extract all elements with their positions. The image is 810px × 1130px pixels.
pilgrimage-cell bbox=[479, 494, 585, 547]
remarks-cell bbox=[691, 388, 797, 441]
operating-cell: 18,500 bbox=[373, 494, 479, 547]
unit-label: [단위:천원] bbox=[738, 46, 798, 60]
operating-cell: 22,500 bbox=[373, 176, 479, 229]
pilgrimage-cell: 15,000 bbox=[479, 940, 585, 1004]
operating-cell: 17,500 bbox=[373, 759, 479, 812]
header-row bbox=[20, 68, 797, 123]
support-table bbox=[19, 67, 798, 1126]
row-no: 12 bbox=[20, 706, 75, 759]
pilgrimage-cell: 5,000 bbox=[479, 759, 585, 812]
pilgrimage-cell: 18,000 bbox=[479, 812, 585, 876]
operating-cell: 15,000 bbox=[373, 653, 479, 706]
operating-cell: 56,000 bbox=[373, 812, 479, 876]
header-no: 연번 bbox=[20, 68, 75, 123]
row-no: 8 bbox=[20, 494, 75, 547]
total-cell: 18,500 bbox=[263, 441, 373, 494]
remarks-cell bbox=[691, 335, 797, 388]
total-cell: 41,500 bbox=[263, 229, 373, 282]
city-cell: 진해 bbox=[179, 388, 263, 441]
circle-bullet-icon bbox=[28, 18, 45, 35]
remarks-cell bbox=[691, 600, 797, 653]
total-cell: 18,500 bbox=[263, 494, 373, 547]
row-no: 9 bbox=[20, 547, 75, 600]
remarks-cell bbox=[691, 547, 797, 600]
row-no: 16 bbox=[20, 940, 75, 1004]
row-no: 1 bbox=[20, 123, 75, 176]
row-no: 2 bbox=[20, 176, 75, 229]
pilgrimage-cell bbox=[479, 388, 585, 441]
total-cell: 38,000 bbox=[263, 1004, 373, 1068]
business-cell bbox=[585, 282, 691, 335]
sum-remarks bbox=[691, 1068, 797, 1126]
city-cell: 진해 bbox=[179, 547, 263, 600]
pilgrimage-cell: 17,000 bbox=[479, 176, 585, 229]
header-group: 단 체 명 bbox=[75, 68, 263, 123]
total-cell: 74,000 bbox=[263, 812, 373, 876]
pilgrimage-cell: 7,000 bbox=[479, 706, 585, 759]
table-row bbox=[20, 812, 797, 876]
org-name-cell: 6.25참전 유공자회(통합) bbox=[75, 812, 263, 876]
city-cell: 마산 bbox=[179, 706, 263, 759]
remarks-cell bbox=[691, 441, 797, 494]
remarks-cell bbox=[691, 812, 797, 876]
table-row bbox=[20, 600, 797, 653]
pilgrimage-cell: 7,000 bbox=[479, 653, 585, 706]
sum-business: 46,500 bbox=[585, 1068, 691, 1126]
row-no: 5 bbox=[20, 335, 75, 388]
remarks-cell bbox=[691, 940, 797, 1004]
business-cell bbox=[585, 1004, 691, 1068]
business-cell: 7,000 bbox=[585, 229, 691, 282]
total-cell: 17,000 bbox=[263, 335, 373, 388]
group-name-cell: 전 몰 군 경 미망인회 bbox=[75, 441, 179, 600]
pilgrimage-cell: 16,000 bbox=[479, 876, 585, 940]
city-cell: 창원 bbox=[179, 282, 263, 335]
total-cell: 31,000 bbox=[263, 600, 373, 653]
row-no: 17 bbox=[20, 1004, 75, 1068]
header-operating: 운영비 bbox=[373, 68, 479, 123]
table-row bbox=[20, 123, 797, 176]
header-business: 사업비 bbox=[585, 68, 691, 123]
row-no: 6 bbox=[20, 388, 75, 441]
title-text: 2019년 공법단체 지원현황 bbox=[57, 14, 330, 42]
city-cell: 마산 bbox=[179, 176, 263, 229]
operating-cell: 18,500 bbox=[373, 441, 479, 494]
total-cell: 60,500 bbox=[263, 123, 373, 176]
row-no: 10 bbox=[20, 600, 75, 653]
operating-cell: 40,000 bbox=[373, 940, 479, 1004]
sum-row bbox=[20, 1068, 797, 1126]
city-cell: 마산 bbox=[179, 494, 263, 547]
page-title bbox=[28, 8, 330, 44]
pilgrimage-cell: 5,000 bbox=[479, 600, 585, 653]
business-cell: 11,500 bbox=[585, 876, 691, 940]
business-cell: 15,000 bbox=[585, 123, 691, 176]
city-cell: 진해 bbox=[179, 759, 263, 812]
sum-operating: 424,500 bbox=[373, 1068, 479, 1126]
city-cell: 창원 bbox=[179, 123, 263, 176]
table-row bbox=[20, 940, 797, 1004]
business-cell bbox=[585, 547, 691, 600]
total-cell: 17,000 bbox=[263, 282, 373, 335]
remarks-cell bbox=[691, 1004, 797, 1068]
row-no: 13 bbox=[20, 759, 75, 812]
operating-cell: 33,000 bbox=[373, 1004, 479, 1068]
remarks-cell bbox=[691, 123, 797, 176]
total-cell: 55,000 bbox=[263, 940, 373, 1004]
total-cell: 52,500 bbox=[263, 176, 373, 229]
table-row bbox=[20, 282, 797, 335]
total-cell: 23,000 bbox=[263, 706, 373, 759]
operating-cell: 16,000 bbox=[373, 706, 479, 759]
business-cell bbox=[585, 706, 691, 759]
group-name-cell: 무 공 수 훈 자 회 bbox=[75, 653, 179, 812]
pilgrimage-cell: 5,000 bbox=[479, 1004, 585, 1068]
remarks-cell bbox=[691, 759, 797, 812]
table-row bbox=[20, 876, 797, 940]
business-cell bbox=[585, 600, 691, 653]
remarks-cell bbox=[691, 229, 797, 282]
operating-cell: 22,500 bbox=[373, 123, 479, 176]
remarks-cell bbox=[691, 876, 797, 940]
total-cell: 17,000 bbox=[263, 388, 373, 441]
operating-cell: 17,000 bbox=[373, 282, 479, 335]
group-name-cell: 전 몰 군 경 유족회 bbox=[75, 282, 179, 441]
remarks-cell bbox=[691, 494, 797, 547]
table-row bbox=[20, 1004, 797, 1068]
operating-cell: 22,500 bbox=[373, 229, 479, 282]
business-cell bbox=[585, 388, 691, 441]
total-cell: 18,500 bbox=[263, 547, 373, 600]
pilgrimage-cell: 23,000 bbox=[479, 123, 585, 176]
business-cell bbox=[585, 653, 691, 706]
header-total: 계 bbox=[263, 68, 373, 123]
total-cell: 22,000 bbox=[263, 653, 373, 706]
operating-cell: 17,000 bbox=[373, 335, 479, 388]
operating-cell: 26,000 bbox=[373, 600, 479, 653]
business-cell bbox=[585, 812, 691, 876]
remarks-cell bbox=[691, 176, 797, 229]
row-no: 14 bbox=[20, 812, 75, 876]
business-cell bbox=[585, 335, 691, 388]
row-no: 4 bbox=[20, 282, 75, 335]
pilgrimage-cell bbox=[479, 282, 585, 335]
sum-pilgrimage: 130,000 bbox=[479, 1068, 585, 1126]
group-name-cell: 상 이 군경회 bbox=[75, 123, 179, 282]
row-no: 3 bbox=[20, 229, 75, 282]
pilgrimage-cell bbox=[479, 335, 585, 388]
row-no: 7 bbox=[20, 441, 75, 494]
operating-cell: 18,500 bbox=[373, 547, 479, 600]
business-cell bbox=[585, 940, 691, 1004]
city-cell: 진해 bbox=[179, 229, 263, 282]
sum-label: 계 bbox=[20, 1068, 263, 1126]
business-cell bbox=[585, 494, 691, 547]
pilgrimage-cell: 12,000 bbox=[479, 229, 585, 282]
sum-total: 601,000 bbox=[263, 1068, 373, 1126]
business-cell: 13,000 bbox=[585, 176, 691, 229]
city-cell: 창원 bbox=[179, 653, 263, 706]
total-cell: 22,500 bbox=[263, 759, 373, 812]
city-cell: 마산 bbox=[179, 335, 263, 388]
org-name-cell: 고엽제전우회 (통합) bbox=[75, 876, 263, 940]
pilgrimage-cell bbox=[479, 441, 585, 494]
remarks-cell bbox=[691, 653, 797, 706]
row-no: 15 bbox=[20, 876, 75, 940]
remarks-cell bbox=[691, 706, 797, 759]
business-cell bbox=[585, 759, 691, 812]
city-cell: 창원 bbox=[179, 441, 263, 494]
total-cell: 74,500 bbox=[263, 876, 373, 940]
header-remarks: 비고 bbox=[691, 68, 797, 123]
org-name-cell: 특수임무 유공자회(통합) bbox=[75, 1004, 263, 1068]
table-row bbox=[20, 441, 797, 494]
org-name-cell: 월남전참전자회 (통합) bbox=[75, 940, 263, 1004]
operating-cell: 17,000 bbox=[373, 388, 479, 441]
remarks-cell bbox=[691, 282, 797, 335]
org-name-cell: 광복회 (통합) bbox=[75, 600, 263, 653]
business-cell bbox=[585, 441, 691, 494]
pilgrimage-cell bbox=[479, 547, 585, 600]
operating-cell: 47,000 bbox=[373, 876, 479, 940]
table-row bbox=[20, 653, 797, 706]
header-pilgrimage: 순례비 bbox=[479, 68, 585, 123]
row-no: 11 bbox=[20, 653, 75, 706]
- - - -
Edit the entries from the first one through the line that contains "row-no: 9 bbox=[20, 547, 75, 600]". Replace "remarks-cell" with "notes-cell" and leave everything else as it is.

__EXERCISE SOLUTION__:
extract all elements with their positions. The image is 810px × 1130px pixels.
pilgrimage-cell bbox=[479, 494, 585, 547]
notes-cell bbox=[691, 388, 797, 441]
operating-cell: 18,500 bbox=[373, 494, 479, 547]
unit-label: [단위:천원] bbox=[738, 46, 798, 60]
operating-cell: 22,500 bbox=[373, 176, 479, 229]
pilgrimage-cell: 15,000 bbox=[479, 940, 585, 1004]
operating-cell: 17,500 bbox=[373, 759, 479, 812]
header-row bbox=[20, 68, 797, 123]
support-table bbox=[19, 67, 798, 1126]
row-no: 12 bbox=[20, 706, 75, 759]
pilgrimage-cell: 5,000 bbox=[479, 759, 585, 812]
pilgrimage-cell: 18,000 bbox=[479, 812, 585, 876]
operating-cell: 15,000 bbox=[373, 653, 479, 706]
operating-cell: 56,000 bbox=[373, 812, 479, 876]
header-no: 연번 bbox=[20, 68, 75, 123]
row-no: 8 bbox=[20, 494, 75, 547]
total-cell: 18,500 bbox=[263, 441, 373, 494]
notes-cell bbox=[691, 335, 797, 388]
total-cell: 41,500 bbox=[263, 229, 373, 282]
city-cell: 진해 bbox=[179, 388, 263, 441]
circle-bullet-icon bbox=[28, 18, 45, 35]
notes-cell bbox=[691, 600, 797, 653]
total-cell: 18,500 bbox=[263, 494, 373, 547]
row-no: 9 bbox=[20, 547, 75, 600]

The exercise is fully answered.